* The task:
Copy out every line in which the string "text" occurs.

++++++++

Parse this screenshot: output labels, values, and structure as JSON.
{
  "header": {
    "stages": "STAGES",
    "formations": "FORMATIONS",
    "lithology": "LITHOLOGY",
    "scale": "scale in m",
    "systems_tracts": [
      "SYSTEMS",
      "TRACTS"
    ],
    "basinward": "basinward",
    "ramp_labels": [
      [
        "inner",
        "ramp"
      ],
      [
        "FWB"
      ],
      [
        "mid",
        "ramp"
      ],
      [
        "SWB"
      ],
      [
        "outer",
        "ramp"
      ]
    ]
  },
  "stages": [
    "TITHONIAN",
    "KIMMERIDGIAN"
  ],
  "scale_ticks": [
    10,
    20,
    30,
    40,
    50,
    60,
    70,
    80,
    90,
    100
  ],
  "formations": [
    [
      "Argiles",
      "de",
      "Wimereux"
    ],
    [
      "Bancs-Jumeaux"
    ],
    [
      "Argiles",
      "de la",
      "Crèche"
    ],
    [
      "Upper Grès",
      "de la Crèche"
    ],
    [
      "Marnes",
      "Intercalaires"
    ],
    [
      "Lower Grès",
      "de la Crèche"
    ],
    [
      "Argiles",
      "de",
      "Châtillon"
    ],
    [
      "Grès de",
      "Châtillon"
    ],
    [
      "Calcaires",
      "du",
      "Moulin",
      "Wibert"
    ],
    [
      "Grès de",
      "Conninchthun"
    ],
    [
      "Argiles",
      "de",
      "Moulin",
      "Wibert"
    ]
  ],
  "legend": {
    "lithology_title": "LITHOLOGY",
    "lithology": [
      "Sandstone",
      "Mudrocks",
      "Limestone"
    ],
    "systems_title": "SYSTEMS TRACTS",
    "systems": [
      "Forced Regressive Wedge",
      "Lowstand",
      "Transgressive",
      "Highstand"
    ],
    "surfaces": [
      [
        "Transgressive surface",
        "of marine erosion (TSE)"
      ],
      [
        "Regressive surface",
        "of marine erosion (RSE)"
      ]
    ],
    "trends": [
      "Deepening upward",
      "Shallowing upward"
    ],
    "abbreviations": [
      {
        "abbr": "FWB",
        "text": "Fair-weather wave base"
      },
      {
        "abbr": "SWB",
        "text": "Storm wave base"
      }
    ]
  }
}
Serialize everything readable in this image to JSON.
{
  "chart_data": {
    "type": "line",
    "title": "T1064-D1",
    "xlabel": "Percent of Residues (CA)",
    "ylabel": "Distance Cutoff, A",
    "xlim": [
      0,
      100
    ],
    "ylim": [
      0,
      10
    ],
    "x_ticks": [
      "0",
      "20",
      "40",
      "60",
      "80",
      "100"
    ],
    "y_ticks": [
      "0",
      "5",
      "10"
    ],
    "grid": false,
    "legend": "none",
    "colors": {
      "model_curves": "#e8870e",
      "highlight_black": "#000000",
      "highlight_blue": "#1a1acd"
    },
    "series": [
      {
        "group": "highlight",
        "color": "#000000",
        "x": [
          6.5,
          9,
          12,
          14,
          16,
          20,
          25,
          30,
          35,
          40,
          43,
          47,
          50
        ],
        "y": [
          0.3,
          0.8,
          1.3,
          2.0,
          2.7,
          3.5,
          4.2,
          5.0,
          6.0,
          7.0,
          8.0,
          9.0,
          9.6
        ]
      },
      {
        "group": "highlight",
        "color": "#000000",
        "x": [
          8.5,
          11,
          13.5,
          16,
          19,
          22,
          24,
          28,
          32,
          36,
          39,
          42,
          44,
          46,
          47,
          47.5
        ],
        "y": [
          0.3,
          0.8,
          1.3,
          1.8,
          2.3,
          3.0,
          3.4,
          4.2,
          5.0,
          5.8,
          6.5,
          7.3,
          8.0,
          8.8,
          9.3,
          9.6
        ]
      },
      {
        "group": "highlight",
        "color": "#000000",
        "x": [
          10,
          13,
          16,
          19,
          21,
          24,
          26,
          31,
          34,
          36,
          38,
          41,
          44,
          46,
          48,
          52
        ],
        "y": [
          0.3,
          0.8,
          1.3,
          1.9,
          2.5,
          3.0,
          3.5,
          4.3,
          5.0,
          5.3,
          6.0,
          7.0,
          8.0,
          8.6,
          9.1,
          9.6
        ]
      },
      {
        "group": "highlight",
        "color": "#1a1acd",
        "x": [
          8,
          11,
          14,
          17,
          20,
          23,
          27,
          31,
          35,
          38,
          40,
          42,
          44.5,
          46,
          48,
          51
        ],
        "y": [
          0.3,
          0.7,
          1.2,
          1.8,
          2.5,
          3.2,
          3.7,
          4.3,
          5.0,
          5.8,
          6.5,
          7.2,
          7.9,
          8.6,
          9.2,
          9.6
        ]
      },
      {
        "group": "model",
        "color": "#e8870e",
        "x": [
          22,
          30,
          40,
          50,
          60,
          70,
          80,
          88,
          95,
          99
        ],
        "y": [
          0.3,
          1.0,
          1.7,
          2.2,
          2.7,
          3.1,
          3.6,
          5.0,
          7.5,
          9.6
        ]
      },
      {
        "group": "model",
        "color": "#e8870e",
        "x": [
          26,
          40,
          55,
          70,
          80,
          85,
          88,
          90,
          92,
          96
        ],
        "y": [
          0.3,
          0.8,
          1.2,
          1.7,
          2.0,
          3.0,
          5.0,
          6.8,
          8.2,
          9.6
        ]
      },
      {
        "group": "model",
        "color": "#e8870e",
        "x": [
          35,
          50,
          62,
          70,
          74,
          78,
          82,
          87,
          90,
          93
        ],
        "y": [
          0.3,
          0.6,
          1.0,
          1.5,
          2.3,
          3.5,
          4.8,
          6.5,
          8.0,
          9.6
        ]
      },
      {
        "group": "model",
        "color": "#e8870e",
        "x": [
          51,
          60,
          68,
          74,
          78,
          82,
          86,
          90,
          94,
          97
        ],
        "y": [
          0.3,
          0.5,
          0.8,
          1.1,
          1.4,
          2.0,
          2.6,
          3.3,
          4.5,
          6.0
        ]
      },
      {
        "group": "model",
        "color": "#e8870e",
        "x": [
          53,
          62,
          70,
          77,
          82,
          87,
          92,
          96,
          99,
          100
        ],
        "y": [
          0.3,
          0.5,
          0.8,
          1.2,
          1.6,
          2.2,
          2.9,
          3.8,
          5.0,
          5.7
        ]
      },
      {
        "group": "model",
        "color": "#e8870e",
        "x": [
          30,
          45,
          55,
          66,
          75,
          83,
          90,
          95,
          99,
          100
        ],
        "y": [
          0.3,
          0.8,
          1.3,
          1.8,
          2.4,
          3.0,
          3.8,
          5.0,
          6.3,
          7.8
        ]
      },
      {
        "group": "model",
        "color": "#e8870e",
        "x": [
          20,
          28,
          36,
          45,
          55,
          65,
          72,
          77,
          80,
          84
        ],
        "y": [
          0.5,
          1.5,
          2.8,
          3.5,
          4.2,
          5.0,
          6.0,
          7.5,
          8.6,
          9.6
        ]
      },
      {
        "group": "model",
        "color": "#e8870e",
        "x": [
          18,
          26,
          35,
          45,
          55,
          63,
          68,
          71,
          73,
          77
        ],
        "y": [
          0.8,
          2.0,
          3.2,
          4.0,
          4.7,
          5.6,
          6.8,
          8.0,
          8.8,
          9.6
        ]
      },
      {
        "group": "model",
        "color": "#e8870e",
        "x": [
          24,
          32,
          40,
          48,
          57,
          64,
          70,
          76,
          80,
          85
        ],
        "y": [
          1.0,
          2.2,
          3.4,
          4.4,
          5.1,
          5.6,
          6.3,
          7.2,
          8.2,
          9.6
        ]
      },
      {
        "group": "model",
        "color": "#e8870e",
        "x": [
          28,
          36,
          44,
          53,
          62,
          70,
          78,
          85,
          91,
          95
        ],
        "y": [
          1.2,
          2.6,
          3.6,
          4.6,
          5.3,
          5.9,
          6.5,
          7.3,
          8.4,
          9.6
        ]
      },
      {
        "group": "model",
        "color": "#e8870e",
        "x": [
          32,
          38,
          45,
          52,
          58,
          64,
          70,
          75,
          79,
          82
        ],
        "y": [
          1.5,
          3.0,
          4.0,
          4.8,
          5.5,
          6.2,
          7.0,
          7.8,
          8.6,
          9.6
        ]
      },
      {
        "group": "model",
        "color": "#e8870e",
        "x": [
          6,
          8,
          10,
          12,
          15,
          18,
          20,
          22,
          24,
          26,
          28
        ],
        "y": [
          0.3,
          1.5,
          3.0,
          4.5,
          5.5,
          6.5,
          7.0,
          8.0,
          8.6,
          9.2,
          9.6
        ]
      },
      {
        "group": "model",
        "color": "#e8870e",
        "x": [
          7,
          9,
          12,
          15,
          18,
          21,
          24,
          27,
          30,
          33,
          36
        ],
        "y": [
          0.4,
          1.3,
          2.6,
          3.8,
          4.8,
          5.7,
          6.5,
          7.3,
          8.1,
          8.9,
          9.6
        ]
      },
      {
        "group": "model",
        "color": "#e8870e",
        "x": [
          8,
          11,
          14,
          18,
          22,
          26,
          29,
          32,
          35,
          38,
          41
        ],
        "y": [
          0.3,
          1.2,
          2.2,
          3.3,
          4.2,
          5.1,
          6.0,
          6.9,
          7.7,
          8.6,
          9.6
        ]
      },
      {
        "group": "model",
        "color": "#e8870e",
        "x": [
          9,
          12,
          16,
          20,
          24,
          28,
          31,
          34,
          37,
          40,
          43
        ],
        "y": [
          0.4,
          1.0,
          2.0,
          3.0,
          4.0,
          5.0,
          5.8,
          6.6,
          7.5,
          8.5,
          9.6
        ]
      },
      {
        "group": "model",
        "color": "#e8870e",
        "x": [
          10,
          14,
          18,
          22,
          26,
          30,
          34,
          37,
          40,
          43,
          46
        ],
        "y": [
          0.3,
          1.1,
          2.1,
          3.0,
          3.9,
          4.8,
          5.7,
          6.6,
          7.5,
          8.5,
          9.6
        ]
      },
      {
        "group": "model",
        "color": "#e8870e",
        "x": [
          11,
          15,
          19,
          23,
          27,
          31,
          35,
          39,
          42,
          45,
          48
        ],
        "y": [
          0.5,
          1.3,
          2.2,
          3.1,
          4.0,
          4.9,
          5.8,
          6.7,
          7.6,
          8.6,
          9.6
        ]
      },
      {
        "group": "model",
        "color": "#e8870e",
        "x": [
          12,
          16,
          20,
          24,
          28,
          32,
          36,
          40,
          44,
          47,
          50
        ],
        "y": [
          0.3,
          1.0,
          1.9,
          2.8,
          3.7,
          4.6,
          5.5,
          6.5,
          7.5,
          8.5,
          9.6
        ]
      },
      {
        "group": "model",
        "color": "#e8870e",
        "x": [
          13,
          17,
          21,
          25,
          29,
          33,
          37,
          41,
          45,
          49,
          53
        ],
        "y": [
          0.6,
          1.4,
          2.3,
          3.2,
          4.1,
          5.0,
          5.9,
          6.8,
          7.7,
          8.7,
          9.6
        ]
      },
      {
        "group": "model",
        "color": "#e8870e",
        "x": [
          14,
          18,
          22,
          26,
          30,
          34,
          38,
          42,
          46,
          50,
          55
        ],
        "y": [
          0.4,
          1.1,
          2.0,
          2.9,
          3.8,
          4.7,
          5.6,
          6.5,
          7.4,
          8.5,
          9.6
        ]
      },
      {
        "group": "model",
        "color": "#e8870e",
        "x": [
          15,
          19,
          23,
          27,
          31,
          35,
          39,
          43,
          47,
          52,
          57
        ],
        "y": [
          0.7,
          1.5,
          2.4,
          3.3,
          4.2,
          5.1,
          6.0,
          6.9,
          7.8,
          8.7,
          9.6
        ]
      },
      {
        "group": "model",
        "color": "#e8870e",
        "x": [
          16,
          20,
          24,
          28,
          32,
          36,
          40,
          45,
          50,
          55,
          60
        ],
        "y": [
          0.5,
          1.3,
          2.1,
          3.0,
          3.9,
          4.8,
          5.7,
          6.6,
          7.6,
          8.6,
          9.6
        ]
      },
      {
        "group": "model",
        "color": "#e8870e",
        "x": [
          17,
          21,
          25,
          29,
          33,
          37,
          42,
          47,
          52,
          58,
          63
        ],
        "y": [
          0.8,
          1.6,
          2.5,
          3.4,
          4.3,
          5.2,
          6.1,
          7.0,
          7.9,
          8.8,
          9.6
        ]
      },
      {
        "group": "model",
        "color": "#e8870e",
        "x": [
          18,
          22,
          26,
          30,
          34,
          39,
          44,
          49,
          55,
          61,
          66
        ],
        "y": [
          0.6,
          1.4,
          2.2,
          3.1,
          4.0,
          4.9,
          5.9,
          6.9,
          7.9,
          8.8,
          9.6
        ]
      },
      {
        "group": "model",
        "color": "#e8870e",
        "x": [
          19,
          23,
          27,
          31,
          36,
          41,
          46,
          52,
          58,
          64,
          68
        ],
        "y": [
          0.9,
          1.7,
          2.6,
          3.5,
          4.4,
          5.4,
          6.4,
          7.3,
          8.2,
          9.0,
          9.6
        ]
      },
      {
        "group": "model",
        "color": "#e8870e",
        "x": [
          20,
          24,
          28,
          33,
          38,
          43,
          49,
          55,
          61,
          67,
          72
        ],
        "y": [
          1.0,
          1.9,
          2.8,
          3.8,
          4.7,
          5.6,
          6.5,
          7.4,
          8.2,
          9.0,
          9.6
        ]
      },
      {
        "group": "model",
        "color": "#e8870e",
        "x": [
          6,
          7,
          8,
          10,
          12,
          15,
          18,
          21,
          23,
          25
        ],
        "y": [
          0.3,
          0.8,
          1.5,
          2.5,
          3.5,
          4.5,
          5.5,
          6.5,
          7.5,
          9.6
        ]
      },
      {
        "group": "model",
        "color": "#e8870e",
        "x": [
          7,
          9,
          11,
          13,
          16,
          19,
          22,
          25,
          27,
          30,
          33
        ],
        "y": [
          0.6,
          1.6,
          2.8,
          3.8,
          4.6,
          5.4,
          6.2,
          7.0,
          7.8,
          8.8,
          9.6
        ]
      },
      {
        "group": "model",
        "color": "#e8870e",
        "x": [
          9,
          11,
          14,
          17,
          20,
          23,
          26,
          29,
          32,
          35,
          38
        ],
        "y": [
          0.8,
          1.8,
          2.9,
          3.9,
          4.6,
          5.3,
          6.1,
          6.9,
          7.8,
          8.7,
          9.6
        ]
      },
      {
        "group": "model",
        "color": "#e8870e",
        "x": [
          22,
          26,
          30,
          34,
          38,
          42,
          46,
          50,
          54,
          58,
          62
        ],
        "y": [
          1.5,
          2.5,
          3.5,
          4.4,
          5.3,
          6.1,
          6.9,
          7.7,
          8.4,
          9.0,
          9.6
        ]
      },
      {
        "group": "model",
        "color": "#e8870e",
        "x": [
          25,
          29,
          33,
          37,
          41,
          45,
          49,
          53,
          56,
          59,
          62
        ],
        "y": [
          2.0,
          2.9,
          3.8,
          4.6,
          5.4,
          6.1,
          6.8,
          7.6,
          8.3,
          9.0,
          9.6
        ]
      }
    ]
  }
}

++++++++

* Correct result:
        "text": "Fair-weather wave base"
        "text": "Storm wave base"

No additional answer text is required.